*Description of the task*
Can you give all the records again without altering a single character?

*Supplied entries*
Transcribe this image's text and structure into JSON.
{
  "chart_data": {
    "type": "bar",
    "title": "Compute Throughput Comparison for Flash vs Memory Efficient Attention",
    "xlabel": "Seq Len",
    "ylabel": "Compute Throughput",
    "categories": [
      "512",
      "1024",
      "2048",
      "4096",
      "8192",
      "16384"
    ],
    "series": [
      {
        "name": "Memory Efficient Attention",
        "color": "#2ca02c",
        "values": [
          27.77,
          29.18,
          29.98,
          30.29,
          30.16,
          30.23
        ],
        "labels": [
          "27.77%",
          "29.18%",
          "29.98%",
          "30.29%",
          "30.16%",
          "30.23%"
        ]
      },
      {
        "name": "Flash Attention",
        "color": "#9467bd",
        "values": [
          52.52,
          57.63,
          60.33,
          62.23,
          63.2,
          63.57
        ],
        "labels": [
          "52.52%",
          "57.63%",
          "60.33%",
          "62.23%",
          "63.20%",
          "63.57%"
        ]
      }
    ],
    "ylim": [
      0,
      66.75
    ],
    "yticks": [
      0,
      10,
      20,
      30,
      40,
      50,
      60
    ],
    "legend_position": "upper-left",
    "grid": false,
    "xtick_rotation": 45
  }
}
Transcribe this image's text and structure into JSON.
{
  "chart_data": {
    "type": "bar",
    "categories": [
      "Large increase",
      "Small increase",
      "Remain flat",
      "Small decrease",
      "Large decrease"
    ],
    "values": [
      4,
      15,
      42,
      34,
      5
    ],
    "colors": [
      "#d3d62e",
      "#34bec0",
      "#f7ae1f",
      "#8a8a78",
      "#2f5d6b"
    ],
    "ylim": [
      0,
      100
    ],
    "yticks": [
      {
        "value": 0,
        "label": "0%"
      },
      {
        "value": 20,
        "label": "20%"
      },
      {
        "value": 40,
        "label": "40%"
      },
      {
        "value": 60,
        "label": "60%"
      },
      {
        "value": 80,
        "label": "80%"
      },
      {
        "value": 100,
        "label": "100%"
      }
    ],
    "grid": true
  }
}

*Reply*
Transcribe this image's text and structure into JSON.
{
  "chart_data": {
    "type": "bar",
    "title": "Compute Throughput Comparison for Flash vs Memory Efficient Attention",
    "xlabel": "Seq Len",
    "ylabel": "Compute Throughput",
    "categories": [
      "512",
      "1024",
      "2048",
      "4096",
      "8192",
      "16384"
    ],
    "series": [
      {
        "name": "Memory Efficient Attention",
        "color": "#2ca02c",
        "values": [
          27.77,
          29.18,
          29.98,
          30.29,
          30.16,
          30.23
        ],
        "labels": [
          "27.77%",
          "29.18%",
          "29.98%",
          "30.29%",
          "30.16%",
          "30.23%"
        ]
      },
      {
        "name": "Flash Attention",
        "color": "#9467bd",
        "values": [
          52.52,
          57.63,
          60.33,
          62.23,
          63.2,
          63.57
        ],
        "labels": [
          "52.52%",
          "57.63%",
          "60.33%",
          "62.23%",
          "63.20%",
          "63.57%"
        ]
      }
    ],
    "ylim": [
      0,
      66.75
    ],
    "yticks": [
      0,
      10,
      20,
      30,
      40,
      50,
      60
    ],
    "legend_position": "upper-left",
    "grid": false,
    "xtick_rotation": 45
  }
}
Transcribe this image's text and structure into JSON.
{
  "chart_data": {
    "type": "bar",
    "categories": [
      "Large increase",
      "Small increase",
      "Remain flat",
      "Small decrease",
      "Large decrease"
    ],
    "values": [
      4,
      15,
      42,
      34,
      5
    ],
    "colors": [
      "#d3d62e",
      "#34bec0",
      "#f7ae1f",
      "#8a8a78",
      "#2f5d6b"
    ],
    "ylim": [
      0,
      100
    ],
    "yticks": [
      {
        "value": 0,
        "label": "0%"
      },
      {
        "value": 20,
        "label": "20%"
      },
      {
        "value": 40,
        "label": "40%"
      },
      {
        "value": 60,
        "label": "60%"
      },
      {
        "value": 80,
        "label": "80%"
      },
      {
        "value": 100,
        "label": "100%"
      }
    ],
    "grid": true
  }
}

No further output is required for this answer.